- **What you need to do**:
Copy out exactly the lines running from the one with "Read all visible content and emit it as JSON." through the final line, both ends included, and nothing else. Pictures stay out of the copy.

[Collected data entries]
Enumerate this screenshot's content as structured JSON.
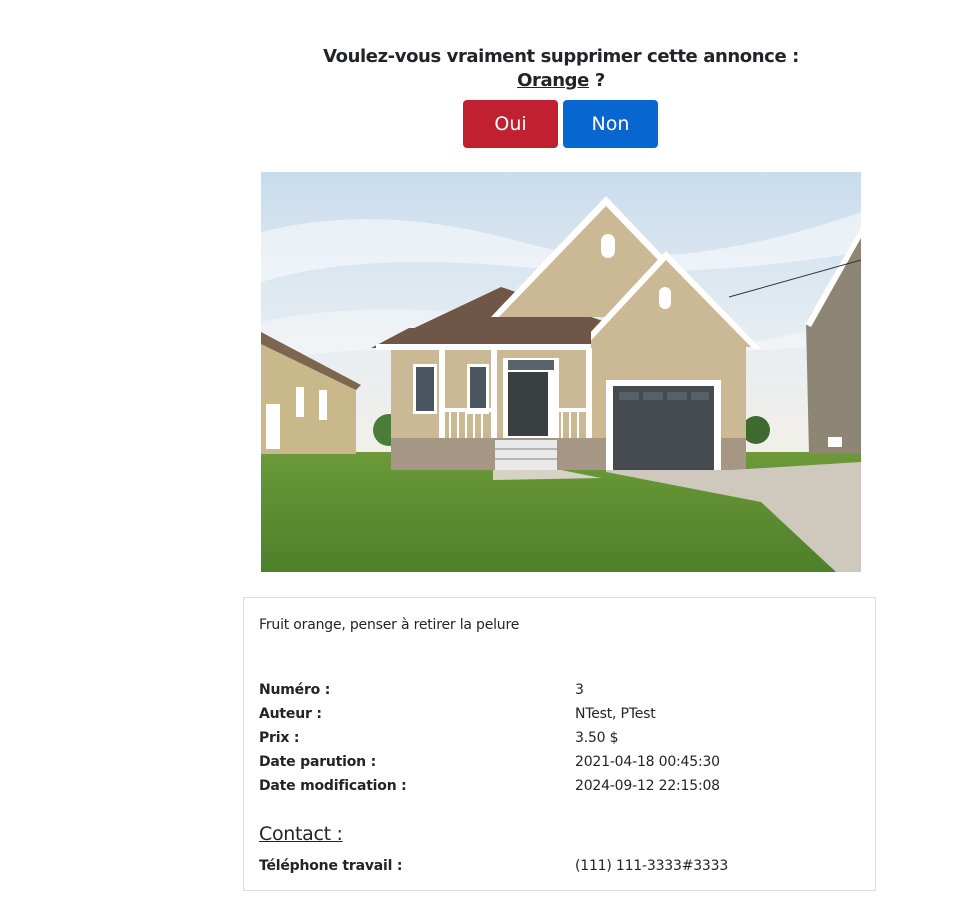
{
  "confirm": {
    "question": "Voulez-vous vraiment supprimer cette annonce :",
    "item_name": "Orange",
    "question_mark": " ?",
    "yes_label": "Oui",
    "no_label": "Non"
  },
  "listing": {
    "image_description": "photo of a beige house with grey garage door",
    "description": "Fruit orange, penser à retirer la pelure",
    "fields": [
      {
        "label": "Numéro :",
        "value": "3"
      },
      {
        "label": "Auteur :",
        "value": "NTest, PTest"
      },
      {
        "label": "Prix :",
        "value": "3.50 $"
      },
      {
        "label": "Date parution :",
        "value": "2021-04-18 00:45:30"
      },
      {
        "label": "Date modification :",
        "value": "2024-09-12 22:15:08"
      }
    ],
    "contact_heading": "Contact :",
    "contact_fields": [
      {
        "label": "Téléphone travail :",
        "value": "(111) 111-3333#3333"
      }
    ]
  },
  "colors": {
    "danger": "#c0202f",
    "primary": "#0866d1"
  }
}
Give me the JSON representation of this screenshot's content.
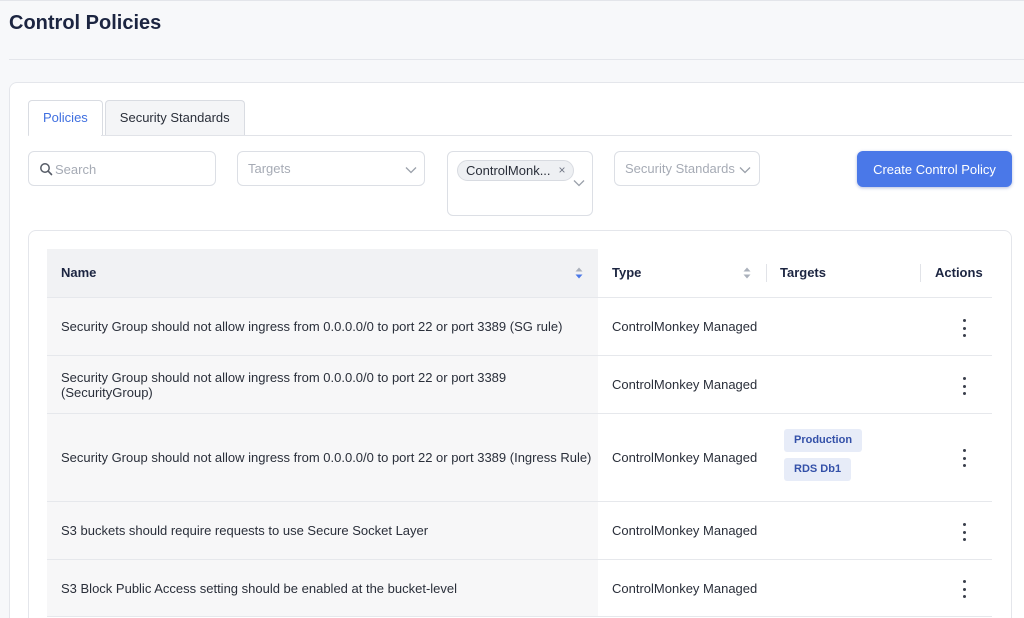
{
  "page": {
    "title": "Control Policies"
  },
  "tabs": [
    {
      "label": "Policies",
      "active": true
    },
    {
      "label": "Security Standards",
      "active": false
    }
  ],
  "filters": {
    "search_placeholder": "Search",
    "targets_placeholder": "Targets",
    "type_chip": "ControlMonk...",
    "chip_remove": "×",
    "security_standards_placeholder": "Security Standards"
  },
  "actions": {
    "create_button": "Create Control Policy"
  },
  "table": {
    "columns": {
      "name": "Name",
      "type": "Type",
      "targets": "Targets",
      "actions": "Actions"
    },
    "rows": [
      {
        "name": "Security Group should not allow ingress from 0.0.0.0/0 to port 22 or port 3389 (SG rule)",
        "type": "ControlMonkey Managed",
        "targets": []
      },
      {
        "name": "Security Group should not allow ingress from 0.0.0.0/0 to port 22 or port 3389 (SecurityGroup)",
        "type": "ControlMonkey Managed",
        "targets": []
      },
      {
        "name": "Security Group should not allow ingress from 0.0.0.0/0 to port 22 or port 3389 (Ingress Rule)",
        "type": "ControlMonkey Managed",
        "targets": [
          "Production",
          "RDS Db1"
        ]
      },
      {
        "name": "S3 buckets should require requests to use Secure Socket Layer",
        "type": "ControlMonkey Managed",
        "targets": []
      },
      {
        "name": "S3 Block Public Access setting should be enabled at the bucket-level",
        "type": "ControlMonkey Managed",
        "targets": []
      }
    ]
  },
  "colors": {
    "accent": "#4a78e8",
    "tab_active": "#3f6fe0",
    "tag_bg": "#e7ecf8",
    "tag_text": "#3350a8",
    "sort_active": "#4a78e8"
  },
  "icons": {
    "search": "search-icon",
    "chevron": "chevron-down-icon",
    "sort": "sort-icon",
    "menu": "more-vertical-icon"
  }
}
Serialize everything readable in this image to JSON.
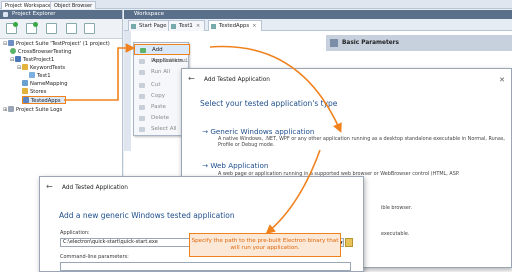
{
  "top_tabs": [
    "Project Workspace",
    "Object Browser"
  ],
  "explorer": {
    "title": "Project Explorer",
    "tree": [
      {
        "label": "Project Suite 'TestProject' (1 project)"
      },
      {
        "label": "CrossBrowserTesting"
      },
      {
        "label": "TestProject1"
      },
      {
        "label": "KeywordTests"
      },
      {
        "label": "Test1"
      },
      {
        "label": "NameMapping"
      },
      {
        "label": "Stores"
      },
      {
        "label": "TestedApps"
      },
      {
        "label": "Project Suite Logs"
      }
    ]
  },
  "workspace": {
    "title": "Workspace",
    "tabs": [
      {
        "label": "Start Page"
      },
      {
        "label": "Test1"
      },
      {
        "label": "TestedApps"
      }
    ],
    "basic_params": "Basic Parameters"
  },
  "context_menu": [
    "Add Application...",
    "Run Selected",
    "Run All",
    "Cut",
    "Copy",
    "Paste",
    "Delete",
    "Select All"
  ],
  "dialog1": {
    "title": "Add Tested Application",
    "heading": "Select your tested application's type",
    "option1_title": "Generic Windows application",
    "option1_desc": "A native Windows, .NET, WPF or any other application running as a desktop standalone executable in Normal, Runas, Profile or Debug mode.",
    "option2_title": "Web Application",
    "option2_desc_partial": "A web page or application running in a supported web browser or WebBrowser control (HTML, ASP.",
    "frag1": "ible browser.",
    "frag2": "executable."
  },
  "dialog2": {
    "title": "Add Tested Application",
    "heading": "Add a new generic Windows tested application",
    "app_label": "Application:",
    "app_value": "C:\\electron\\quick-start\\quick-start.exe",
    "cmd_label": "Command-line parameters:"
  },
  "callout": "Specify the path to the pre-built Electron binary that will run your application.",
  "colors": {
    "accent": "#f0821e",
    "title_blue": "#1f4e8c",
    "panel_header": "#5a6f8a"
  }
}
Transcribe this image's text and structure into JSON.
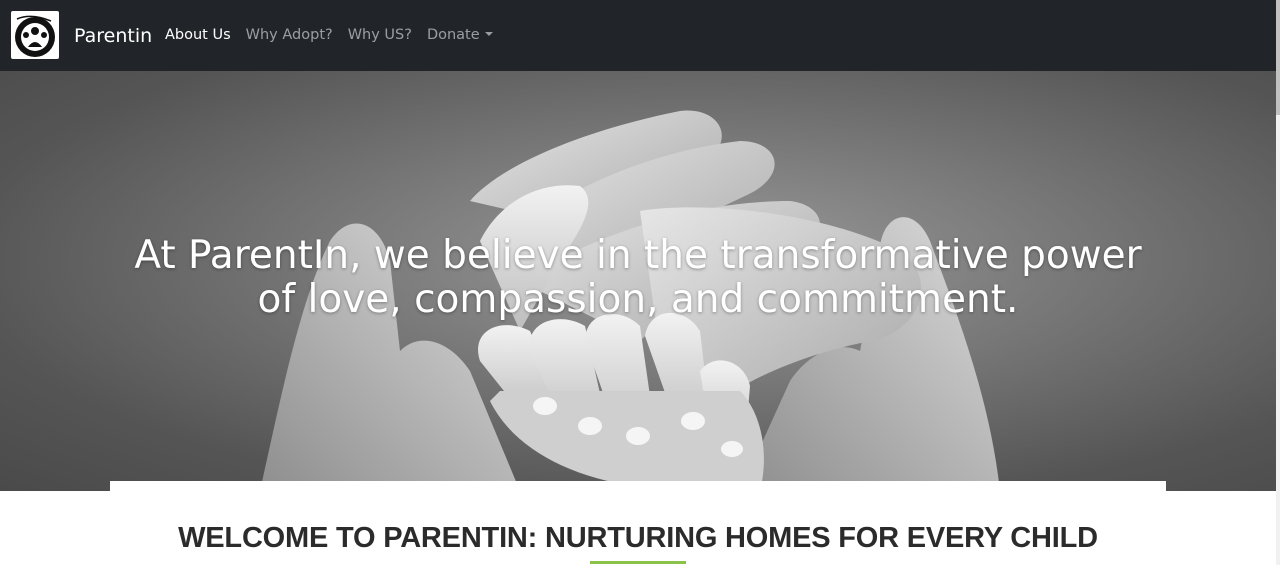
{
  "navbar": {
    "brand": "Parentin",
    "links": [
      {
        "label": "About Us",
        "active": true
      },
      {
        "label": "Why Adopt?",
        "active": false
      },
      {
        "label": "Why US?",
        "active": false
      },
      {
        "label": "Donate",
        "active": false,
        "dropdown": true
      }
    ],
    "background": "#212529"
  },
  "hero": {
    "heading_line1": "At ParentIn, we believe in the transformative power",
    "heading_line2": "of love, compassion, and commitment.",
    "image_description": "hands-holding-baby-hand-photo"
  },
  "section": {
    "title": "WELCOME TO PARENTIN: NURTURING HOMES FOR EVERY CHILD",
    "accent_color": "#8bc34a"
  }
}
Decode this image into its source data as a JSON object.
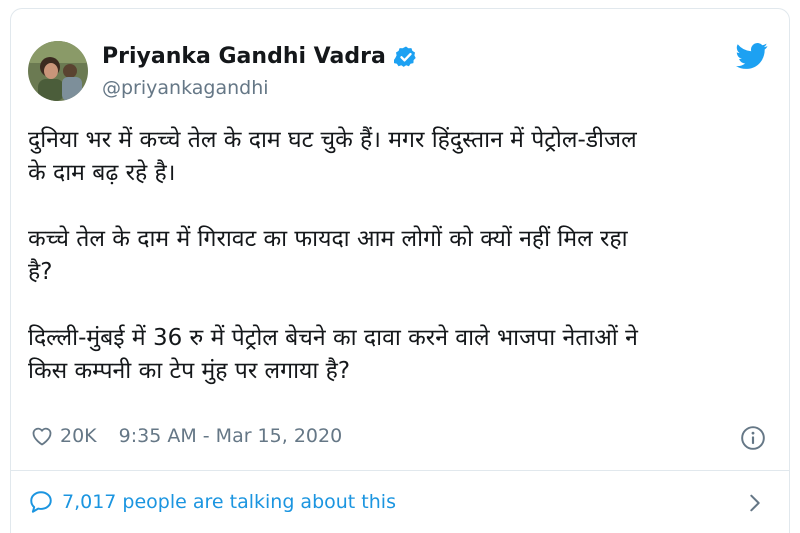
{
  "tweet": {
    "author_name": "Priyanka Gandhi Vadra",
    "handle": "@priyankagandhi",
    "paragraphs": [
      "दुनिया भर में कच्चे तेल के दाम घट चुके हैं। मगर हिंदुस्तान में पेट्रोल-डीजल\nके दाम बढ़ रहे है।",
      "कच्चे तेल के दाम में गिरावट का फायदा आम लोगों को क्यों नहीं मिल रहा\nहै?",
      "दिल्ली-मुंबई में 36 रु में पेट्रोल बेचने का दावा करने वाले भाजपा नेताओं ने\nकिस कम्पनी का टेप मुंह पर लगाया है?"
    ],
    "likes": "20K",
    "timestamp": "9:35 AM - Mar 15, 2020",
    "talking_about": "7,017 people are talking about this"
  },
  "icons": {
    "verified": "verified-badge-icon",
    "logo": "twitter-bird-icon",
    "like": "heart-icon",
    "info": "info-icon",
    "comments": "speech-bubble-icon",
    "more": "chevron-right-icon"
  },
  "colors": {
    "brand_blue": "#1da1f2",
    "link_blue": "#1b95e0",
    "text_primary": "#14171a",
    "text_secondary": "#657786",
    "border": "#e1e8ed"
  }
}
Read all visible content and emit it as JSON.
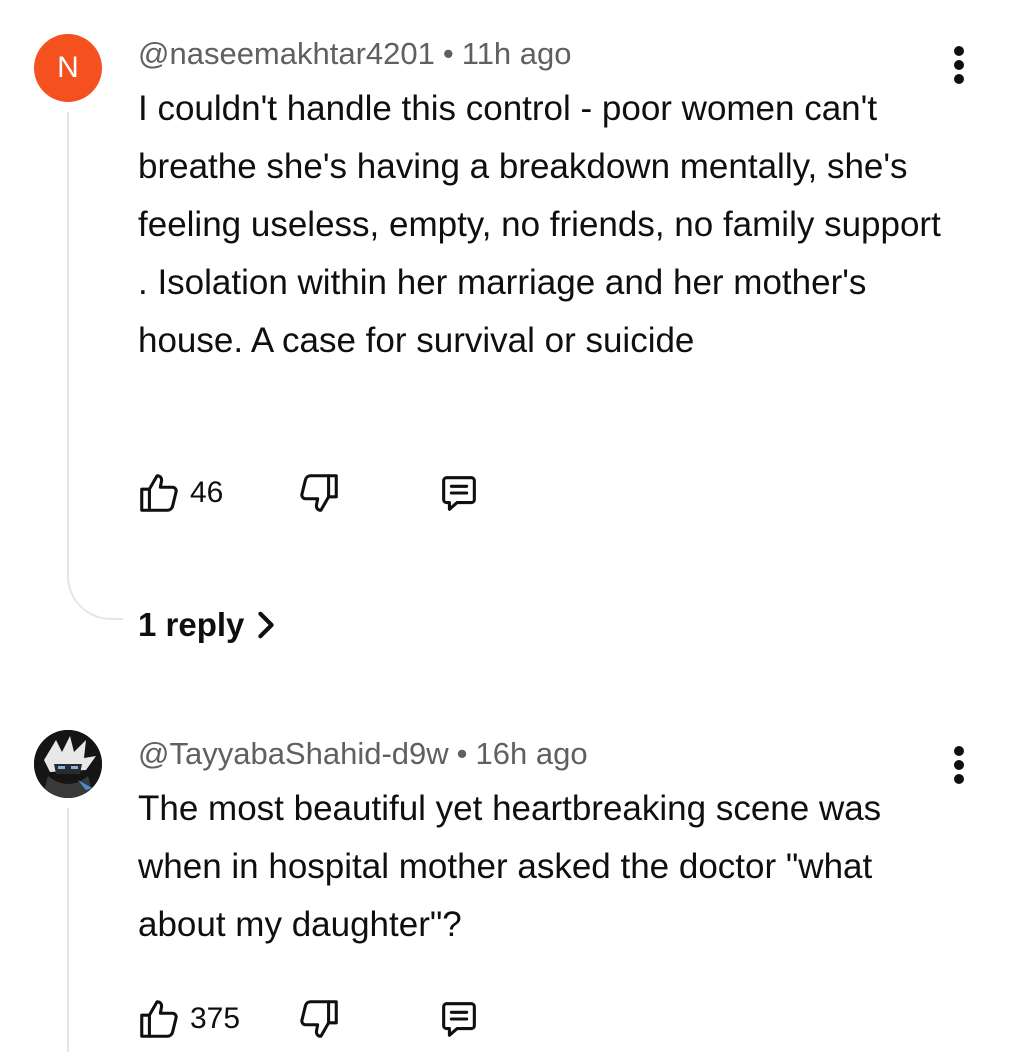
{
  "comments": [
    {
      "avatar_letter": "N",
      "avatar_color": "#f4511e",
      "author": "@naseemakhtar4201",
      "separator": "•",
      "time": "11h ago",
      "text": "I couldn't handle this control - poor women can't breathe she's having a breakdown mentally, she's feeling useless, empty, no friends, no family support . Isolation within her marriage and her mother's house. A case for survival or suicide",
      "likes": "46",
      "replies_label": "1 reply",
      "icons": [
        "like-icon",
        "dislike-icon",
        "reply-icon",
        "more-vert-icon",
        "chevron-right-icon"
      ]
    },
    {
      "avatar_letter": "",
      "author": "@TayyabaShahid-d9w",
      "separator": "•",
      "time": "16h ago",
      "text": "The most beautiful yet heartbreaking scene was when in hospital mother asked the doctor \"what about my daughter\"?",
      "likes": "375",
      "icons": [
        "like-icon",
        "dislike-icon",
        "reply-icon",
        "more-vert-icon"
      ]
    }
  ]
}
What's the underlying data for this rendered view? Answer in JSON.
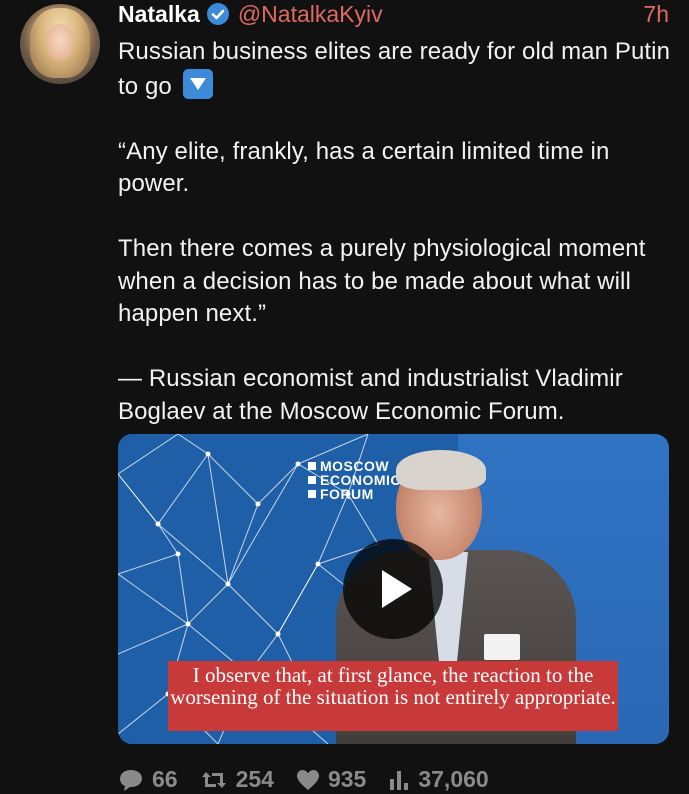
{
  "tweet": {
    "author_name": "Natalka",
    "handle": "@NatalkaKyiv",
    "time": "7h",
    "paragraphs": [
      "Russian business elites are ready for old man Putin to go",
      "“Any elite, frankly, has a certain limited time in power.",
      "Then there comes a purely physiological moment when a decision has to be made about what will happen next.”",
      "— Russian economist and industrialist Vladimir Boglaev at the Moscow Economic Forum."
    ],
    "emoji": "down-arrow-button-emoji"
  },
  "media": {
    "banner_logo_lines": [
      "MOSCOW",
      "ECONOMIC",
      "FORUM"
    ],
    "caption": "I observe that, at first glance, the reaction to the worsening of the situation is not entirely appropriate.",
    "play_icon": "play-icon"
  },
  "actions": {
    "replies": "66",
    "retweets": "254",
    "likes": "935",
    "views": "37,060"
  },
  "colors": {
    "background": "#111111",
    "accent": "#e06a62",
    "verified": "#3d8ad8",
    "caption_bg": "#c83a3a",
    "muted": "#8a8a8a"
  }
}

- **Output below**:
Read all visible content and emit it as JSON.
{
  "comments": [
    {
      "avatar_letter": "N",
      "avatar_color": "#f4511e",
      "author": "@naseemakhtar4201",
      "separator": "•",
      "time": "11h ago",
      "text": "I couldn't handle this control - poor women can't breathe she's having a breakdown mentally, she's feeling useless, empty, no friends, no family support . Isolation within her marriage and her mother's house. A case for survival or suicide",
      "likes": "46",
      "replies_label": "1 reply",
      "icons": [
        "like-icon",
        "dislike-icon",
        "reply-icon",
        "more-vert-icon",
        "chevron-right-icon"
      ]
    },
    {
      "avatar_letter": "",
      "author": "@TayyabaShahid-d9w",
      "separator": "•",
      "time": "16h ago",
      "text": "The most beautiful yet heartbreaking scene was when in hospital mother asked the doctor \"what about my daughter\"?",
      "likes": "375",
      "icons": [
        "like-icon",
        "dislike-icon",
        "reply-icon",
        "more-vert-icon"
      ]
    }
  ]
}
What's the underlying data for this rendered view? Answer in JSON.
{
  "tweet": {
    "author_name": "Natalka",
    "handle": "@NatalkaKyiv",
    "time": "7h",
    "paragraphs": [
      "Russian business elites are ready for old man Putin to go",
      "“Any elite, frankly, has a certain limited time in power.",
      "Then there comes a purely physiological moment when a decision has to be made about what will happen next.”",
      "— Russian economist and industrialist Vladimir Boglaev at the Moscow Economic Forum."
    ],
    "emoji": "down-arrow-button-emoji"
  },
  "media": {
    "banner_logo_lines": [
      "MOSCOW",
      "ECONOMIC",
      "FORUM"
    ],
    "caption": "I observe that, at first glance, the reaction to the worsening of the situation is not entirely appropriate.",
    "play_icon": "play-icon"
  },
  "actions": {
    "replies": "66",
    "retweets": "254",
    "likes": "935",
    "views": "37,060"
  },
  "colors": {
    "background": "#111111",
    "accent": "#e06a62",
    "verified": "#3d8ad8",
    "caption_bg": "#c83a3a",
    "muted": "#8a8a8a"
  }
}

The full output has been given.